## WHAT YOU ARE ASKED TO DO:
Output all lines exactly.

Stored entries:
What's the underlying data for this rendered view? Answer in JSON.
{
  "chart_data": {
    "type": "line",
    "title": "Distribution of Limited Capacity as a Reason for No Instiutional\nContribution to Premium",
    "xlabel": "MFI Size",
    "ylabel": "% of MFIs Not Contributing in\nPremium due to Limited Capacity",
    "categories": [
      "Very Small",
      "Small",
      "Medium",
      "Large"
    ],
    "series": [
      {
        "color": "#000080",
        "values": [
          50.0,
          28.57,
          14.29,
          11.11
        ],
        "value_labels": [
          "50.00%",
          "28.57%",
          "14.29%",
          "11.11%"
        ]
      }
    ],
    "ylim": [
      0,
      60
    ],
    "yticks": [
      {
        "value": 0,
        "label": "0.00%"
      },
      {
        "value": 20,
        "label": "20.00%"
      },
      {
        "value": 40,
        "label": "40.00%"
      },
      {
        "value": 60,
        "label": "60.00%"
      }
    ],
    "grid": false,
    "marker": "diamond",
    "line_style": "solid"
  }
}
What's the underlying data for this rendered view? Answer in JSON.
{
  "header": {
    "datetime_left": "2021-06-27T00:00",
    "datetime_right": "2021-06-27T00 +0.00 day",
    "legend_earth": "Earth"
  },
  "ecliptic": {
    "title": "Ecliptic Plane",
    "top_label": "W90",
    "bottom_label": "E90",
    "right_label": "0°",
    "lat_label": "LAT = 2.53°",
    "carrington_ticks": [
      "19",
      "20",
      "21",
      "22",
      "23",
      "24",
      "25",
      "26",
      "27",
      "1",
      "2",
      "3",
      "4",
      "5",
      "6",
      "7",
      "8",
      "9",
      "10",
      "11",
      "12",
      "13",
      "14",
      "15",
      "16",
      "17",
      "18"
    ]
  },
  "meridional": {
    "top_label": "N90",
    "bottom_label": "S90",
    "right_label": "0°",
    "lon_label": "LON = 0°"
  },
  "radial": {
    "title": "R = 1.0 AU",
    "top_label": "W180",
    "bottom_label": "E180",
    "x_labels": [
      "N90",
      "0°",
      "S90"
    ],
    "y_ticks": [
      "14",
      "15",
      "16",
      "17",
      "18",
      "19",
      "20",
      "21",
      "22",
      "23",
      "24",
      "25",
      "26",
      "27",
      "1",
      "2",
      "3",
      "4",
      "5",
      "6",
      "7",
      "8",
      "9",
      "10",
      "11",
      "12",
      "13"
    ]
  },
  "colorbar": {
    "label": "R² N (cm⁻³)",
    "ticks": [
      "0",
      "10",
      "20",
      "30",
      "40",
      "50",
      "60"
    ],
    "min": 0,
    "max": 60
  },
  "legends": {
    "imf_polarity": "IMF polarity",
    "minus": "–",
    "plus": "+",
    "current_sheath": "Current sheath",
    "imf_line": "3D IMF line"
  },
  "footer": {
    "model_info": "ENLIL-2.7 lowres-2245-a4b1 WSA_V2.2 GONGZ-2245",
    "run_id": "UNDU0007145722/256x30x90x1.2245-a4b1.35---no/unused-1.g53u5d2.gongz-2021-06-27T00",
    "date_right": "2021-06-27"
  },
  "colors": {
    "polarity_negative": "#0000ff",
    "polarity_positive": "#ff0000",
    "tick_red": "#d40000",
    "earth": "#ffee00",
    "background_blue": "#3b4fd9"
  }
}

## WRITTEN SOLUTION:
What's the underlying data for this rendered view? Answer in JSON.
{
  "chart_data": {
    "type": "line",
    "title": "Distribution of Limited Capacity as a Reason for No Instiutional\nContribution to Premium",
    "xlabel": "MFI Size",
    "ylabel": "% of MFIs Not Contributing in\nPremium due to Limited Capacity",
    "categories": [
      "Very Small",
      "Small",
      "Medium",
      "Large"
    ],
    "series": [
      {
        "color": "#000080",
        "values": [
          50.0,
          28.57,
          14.29,
          11.11
        ],
        "value_labels": [
          "50.00%",
          "28.57%",
          "14.29%",
          "11.11%"
        ]
      }
    ],
    "ylim": [
      0,
      60
    ],
    "yticks": [
      {
        "value": 0,
        "label": "0.00%"
      },
      {
        "value": 20,
        "label": "20.00%"
      },
      {
        "value": 40,
        "label": "40.00%"
      },
      {
        "value": 60,
        "label": "60.00%"
      }
    ],
    "grid": false,
    "marker": "diamond",
    "line_style": "solid"
  }
}
What's the underlying data for this rendered view? Answer in JSON.
{
  "header": {
    "datetime_left": "2021-06-27T00:00",
    "datetime_right": "2021-06-27T00 +0.00 day",
    "legend_earth": "Earth"
  },
  "ecliptic": {
    "title": "Ecliptic Plane",
    "top_label": "W90",
    "bottom_label": "E90",
    "right_label": "0°",
    "lat_label": "LAT = 2.53°",
    "carrington_ticks": [
      "19",
      "20",
      "21",
      "22",
      "23",
      "24",
      "25",
      "26",
      "27",
      "1",
      "2",
      "3",
      "4",
      "5",
      "6",
      "7",
      "8",
      "9",
      "10",
      "11",
      "12",
      "13",
      "14",
      "15",
      "16",
      "17",
      "18"
    ]
  },
  "meridional": {
    "top_label": "N90",
    "bottom_label": "S90",
    "right_label": "0°",
    "lon_label": "LON = 0°"
  },
  "radial": {
    "title": "R = 1.0 AU",
    "top_label": "W180",
    "bottom_label": "E180",
    "x_labels": [
      "N90",
      "0°",
      "S90"
    ],
    "y_ticks": [
      "14",
      "15",
      "16",
      "17",
      "18",
      "19",
      "20",
      "21",
      "22",
      "23",
      "24",
      "25",
      "26",
      "27",
      "1",
      "2",
      "3",
      "4",
      "5",
      "6",
      "7",
      "8",
      "9",
      "10",
      "11",
      "12",
      "13"
    ]
  },
  "colorbar": {
    "label": "R² N (cm⁻³)",
    "ticks": [
      "0",
      "10",
      "20",
      "30",
      "40",
      "50",
      "60"
    ],
    "min": 0,
    "max": 60
  },
  "legends": {
    "imf_polarity": "IMF polarity",
    "minus": "–",
    "plus": "+",
    "current_sheath": "Current sheath",
    "imf_line": "3D IMF line"
  },
  "footer": {
    "model_info": "ENLIL-2.7 lowres-2245-a4b1 WSA_V2.2 GONGZ-2245",
    "run_id": "UNDU0007145722/256x30x90x1.2245-a4b1.35---no/unused-1.g53u5d2.gongz-2021-06-27T00",
    "date_right": "2021-06-27"
  },
  "colors": {
    "polarity_negative": "#0000ff",
    "polarity_positive": "#ff0000",
    "tick_red": "#d40000",
    "earth": "#ffee00",
    "background_blue": "#3b4fd9"
  }
}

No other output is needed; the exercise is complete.